▶ _GIVEN EXERCISE_: Restate all the material verbatim, except for the pictures.

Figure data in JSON
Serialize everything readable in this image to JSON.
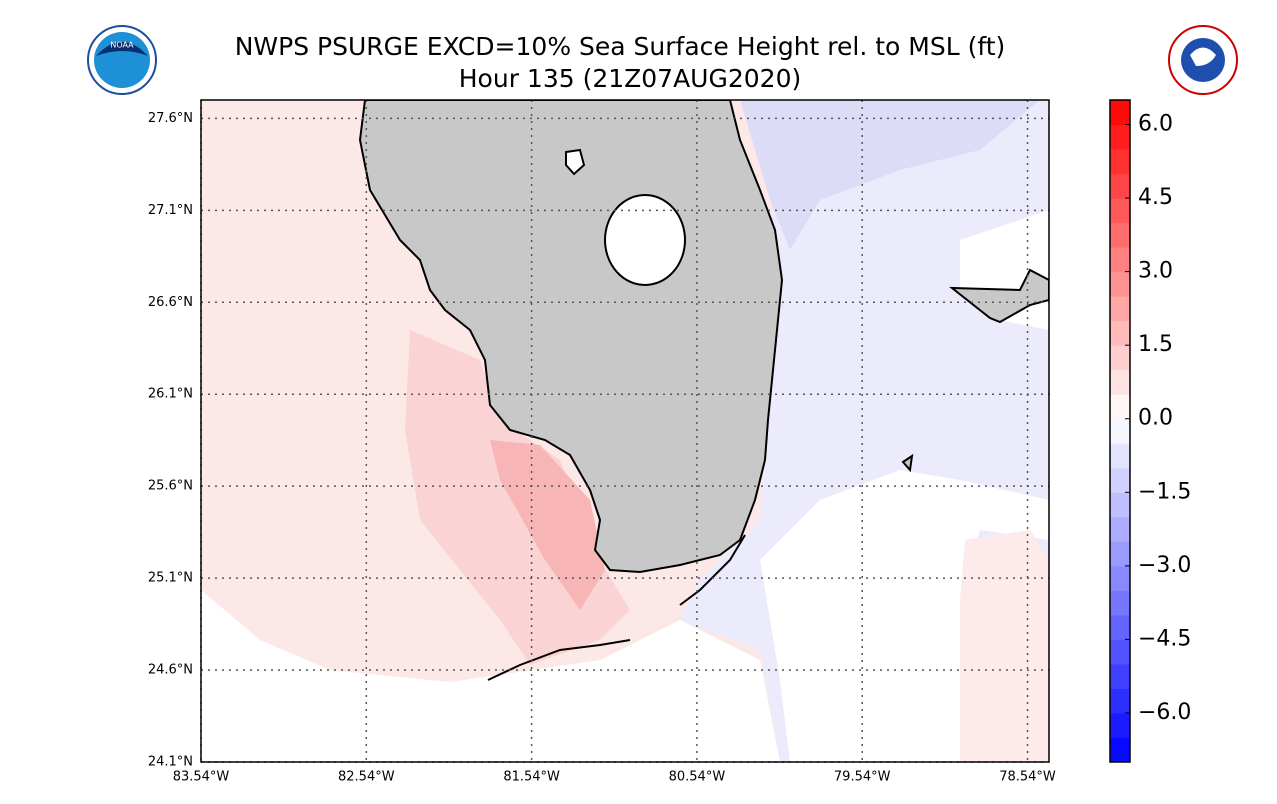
{
  "header": {
    "title": "NWPS PSURGE EXCD=10% Sea Surface Height rel. to MSL (ft)",
    "subtitle": "Hour 135 (21Z07AUG2020)"
  },
  "map": {
    "lon_range": [
      -83.54,
      -78.41
    ],
    "lat_range": [
      24.1,
      27.7
    ],
    "grid": true,
    "lon_ticks": [
      {
        "value": -83.54,
        "label": "83.54°W"
      },
      {
        "value": -82.54,
        "label": "82.54°W"
      },
      {
        "value": -81.54,
        "label": "81.54°W"
      },
      {
        "value": -80.54,
        "label": "80.54°W"
      },
      {
        "value": -79.54,
        "label": "79.54°W"
      },
      {
        "value": -78.54,
        "label": "78.54°W"
      }
    ],
    "lat_ticks": [
      {
        "value": 27.6,
        "label": "27.6°N"
      },
      {
        "value": 27.1,
        "label": "27.1°N"
      },
      {
        "value": 26.6,
        "label": "26.6°N"
      },
      {
        "value": 26.1,
        "label": "26.1°N"
      },
      {
        "value": 25.6,
        "label": "25.6°N"
      },
      {
        "value": 25.1,
        "label": "25.1°N"
      },
      {
        "value": 24.6,
        "label": "24.6°N"
      },
      {
        "value": 24.1,
        "label": "24.1°N"
      }
    ]
  },
  "colorbar": {
    "range": [
      -7,
      6.5
    ],
    "step": 0.5,
    "colors": {
      "low": "#0000ff",
      "mid": "#ffffff",
      "high": "#ff0000"
    },
    "ticks": [
      {
        "value": 6,
        "label": "6.0"
      },
      {
        "value": 4.5,
        "label": "4.5"
      },
      {
        "value": 3,
        "label": "3.0"
      },
      {
        "value": 1.5,
        "label": "1.5"
      },
      {
        "value": 0,
        "label": "0.0"
      },
      {
        "value": -1.5,
        "label": "−1.5"
      },
      {
        "value": -3,
        "label": "−3.0"
      },
      {
        "value": -4.5,
        "label": "−4.5"
      },
      {
        "value": -6,
        "label": "−6.0"
      }
    ]
  }
}
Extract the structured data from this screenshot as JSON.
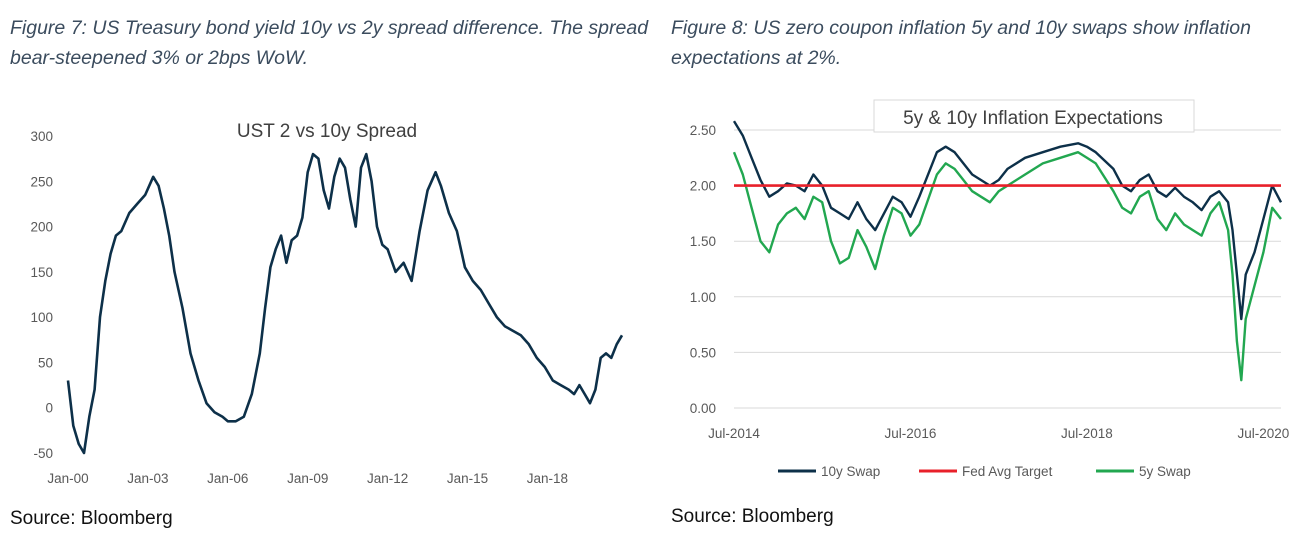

▶ _EXERCISE RESULT_:
Serialize everything readable in this image to JSON.
{
  "header": {
    "title": "NWPS PSURGE EXCD=10% Sea Surface Height rel. to MSL (ft)",
    "subtitle": "Hour 135 (21Z07AUG2020)"
  },
  "map": {
    "lon_range": [
      -83.54,
      -78.41
    ],
    "lat_range": [
      24.1,
      27.7
    ],
    "grid": true,
    "lon_ticks": [
      {
        "value": -83.54,
        "label": "83.54°W"
      },
      {
        "value": -82.54,
        "label": "82.54°W"
      },
      {
        "value": -81.54,
        "label": "81.54°W"
      },
      {
        "value": -80.54,
        "label": "80.54°W"
      },
      {
        "value": -79.54,
        "label": "79.54°W"
      },
      {
        "value": -78.54,
        "label": "78.54°W"
      }
    ],
    "lat_ticks": [
      {
        "value": 27.6,
        "label": "27.6°N"
      },
      {
        "value": 27.1,
        "label": "27.1°N"
      },
      {
        "value": 26.6,
        "label": "26.6°N"
      },
      {
        "value": 26.1,
        "label": "26.1°N"
      },
      {
        "value": 25.6,
        "label": "25.6°N"
      },
      {
        "value": 25.1,
        "label": "25.1°N"
      },
      {
        "value": 24.6,
        "label": "24.6°N"
      },
      {
        "value": 24.1,
        "label": "24.1°N"
      }
    ]
  },
  "colorbar": {
    "range": [
      -7,
      6.5
    ],
    "step": 0.5,
    "colors": {
      "low": "#0000ff",
      "mid": "#ffffff",
      "high": "#ff0000"
    },
    "ticks": [
      {
        "value": 6,
        "label": "6.0"
      },
      {
        "value": 4.5,
        "label": "4.5"
      },
      {
        "value": 3,
        "label": "3.0"
      },
      {
        "value": 1.5,
        "label": "1.5"
      },
      {
        "value": 0,
        "label": "0.0"
      },
      {
        "value": -1.5,
        "label": "−1.5"
      },
      {
        "value": -3,
        "label": "−3.0"
      },
      {
        "value": -4.5,
        "label": "−4.5"
      },
      {
        "value": -6,
        "label": "−6.0"
      }
    ]
  }
}
Extract the structured data from this screenshot as JSON.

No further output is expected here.